- [Dataset listings of figures]:
** START **
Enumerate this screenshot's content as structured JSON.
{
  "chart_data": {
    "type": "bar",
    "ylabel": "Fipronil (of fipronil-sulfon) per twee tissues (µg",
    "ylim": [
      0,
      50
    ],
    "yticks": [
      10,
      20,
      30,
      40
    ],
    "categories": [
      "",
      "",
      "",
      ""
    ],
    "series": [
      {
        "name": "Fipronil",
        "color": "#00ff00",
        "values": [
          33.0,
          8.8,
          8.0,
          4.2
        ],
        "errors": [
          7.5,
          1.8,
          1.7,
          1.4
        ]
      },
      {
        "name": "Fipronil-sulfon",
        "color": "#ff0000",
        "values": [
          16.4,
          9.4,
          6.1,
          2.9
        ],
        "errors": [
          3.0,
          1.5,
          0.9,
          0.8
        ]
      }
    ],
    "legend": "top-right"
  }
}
** END **
** START **
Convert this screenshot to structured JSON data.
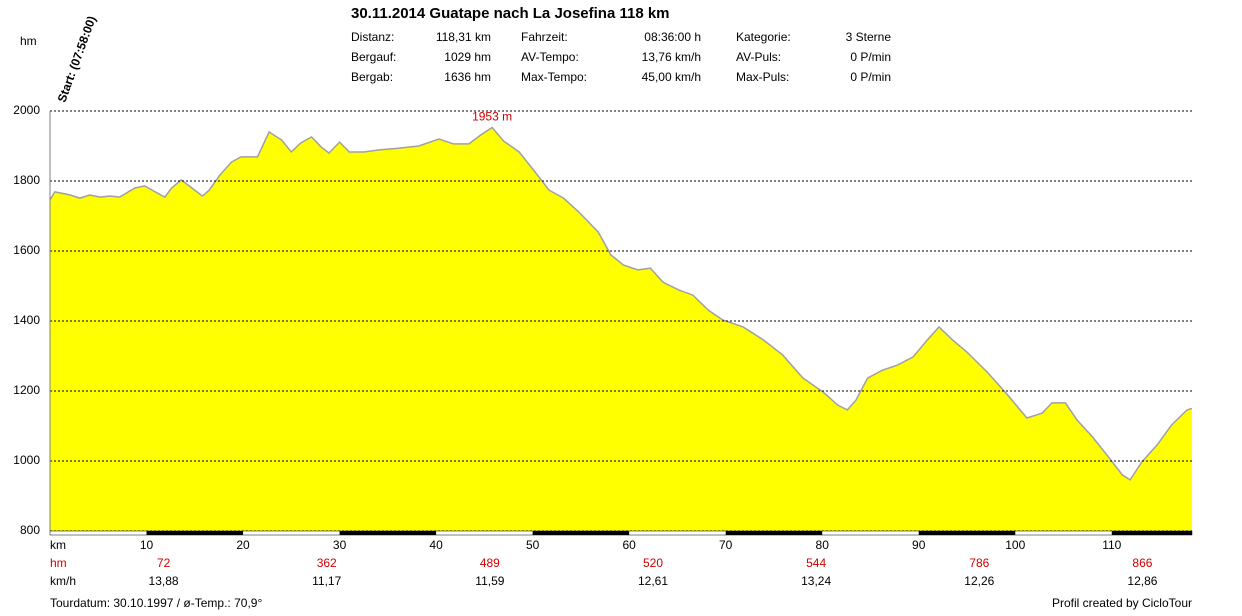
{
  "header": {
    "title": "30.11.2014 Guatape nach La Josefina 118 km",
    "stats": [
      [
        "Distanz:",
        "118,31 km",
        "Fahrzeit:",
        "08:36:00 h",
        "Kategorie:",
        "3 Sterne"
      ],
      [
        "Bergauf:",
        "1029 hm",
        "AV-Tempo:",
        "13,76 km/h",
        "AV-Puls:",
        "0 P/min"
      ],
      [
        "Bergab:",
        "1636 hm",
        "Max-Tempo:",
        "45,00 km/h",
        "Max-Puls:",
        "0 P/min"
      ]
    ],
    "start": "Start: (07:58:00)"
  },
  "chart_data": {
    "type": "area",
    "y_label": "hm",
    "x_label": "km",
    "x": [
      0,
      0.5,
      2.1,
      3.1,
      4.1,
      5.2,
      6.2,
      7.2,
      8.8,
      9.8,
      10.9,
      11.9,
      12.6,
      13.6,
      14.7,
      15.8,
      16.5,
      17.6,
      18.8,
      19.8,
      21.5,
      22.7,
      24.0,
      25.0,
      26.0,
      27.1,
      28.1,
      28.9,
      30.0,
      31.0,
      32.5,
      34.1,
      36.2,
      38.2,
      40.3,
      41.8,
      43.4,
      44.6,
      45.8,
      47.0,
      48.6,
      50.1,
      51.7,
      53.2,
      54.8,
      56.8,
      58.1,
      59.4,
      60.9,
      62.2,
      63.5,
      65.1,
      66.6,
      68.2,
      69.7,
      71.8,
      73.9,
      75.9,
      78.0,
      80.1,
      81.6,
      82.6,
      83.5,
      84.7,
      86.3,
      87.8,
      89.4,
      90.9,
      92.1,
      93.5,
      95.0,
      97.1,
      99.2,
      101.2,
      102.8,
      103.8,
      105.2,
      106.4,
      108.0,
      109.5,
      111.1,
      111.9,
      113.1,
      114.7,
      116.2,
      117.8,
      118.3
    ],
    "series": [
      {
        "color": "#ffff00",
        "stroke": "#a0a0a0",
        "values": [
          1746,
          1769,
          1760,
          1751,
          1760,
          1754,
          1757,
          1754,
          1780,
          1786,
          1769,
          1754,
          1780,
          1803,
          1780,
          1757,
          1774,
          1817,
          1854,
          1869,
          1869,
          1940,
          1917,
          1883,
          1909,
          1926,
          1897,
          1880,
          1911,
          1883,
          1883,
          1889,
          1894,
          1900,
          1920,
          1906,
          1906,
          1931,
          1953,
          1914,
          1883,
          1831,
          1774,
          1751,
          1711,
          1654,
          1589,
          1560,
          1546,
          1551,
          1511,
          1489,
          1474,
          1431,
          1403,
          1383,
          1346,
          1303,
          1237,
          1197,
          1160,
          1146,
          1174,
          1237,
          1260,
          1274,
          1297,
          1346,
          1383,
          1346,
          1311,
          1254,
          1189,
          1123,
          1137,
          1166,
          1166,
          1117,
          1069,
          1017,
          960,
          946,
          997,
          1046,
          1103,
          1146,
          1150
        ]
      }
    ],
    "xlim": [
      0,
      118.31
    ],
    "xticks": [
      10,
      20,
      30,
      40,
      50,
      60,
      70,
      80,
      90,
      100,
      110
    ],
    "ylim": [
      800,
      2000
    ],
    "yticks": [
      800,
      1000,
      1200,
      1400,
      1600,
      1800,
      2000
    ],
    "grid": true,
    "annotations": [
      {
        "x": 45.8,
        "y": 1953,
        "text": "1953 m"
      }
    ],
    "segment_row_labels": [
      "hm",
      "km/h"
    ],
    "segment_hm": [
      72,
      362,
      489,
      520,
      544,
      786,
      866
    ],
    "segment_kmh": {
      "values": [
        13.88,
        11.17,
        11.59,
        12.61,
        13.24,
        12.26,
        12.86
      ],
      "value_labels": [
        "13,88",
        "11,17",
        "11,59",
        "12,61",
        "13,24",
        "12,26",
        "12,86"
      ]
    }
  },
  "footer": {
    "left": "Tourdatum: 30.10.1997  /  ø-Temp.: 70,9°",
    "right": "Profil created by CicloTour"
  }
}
** END **
- [Set problem]: Look over the listing. Pull out every line with the string "Fipronil" in it.

- [Written solution]:
    "ylabel": "Fipronil (of fipronil-sulfon) per twee tissues (µg",
        "name": "Fipronil",
        "name": "Fipronil-sulfon",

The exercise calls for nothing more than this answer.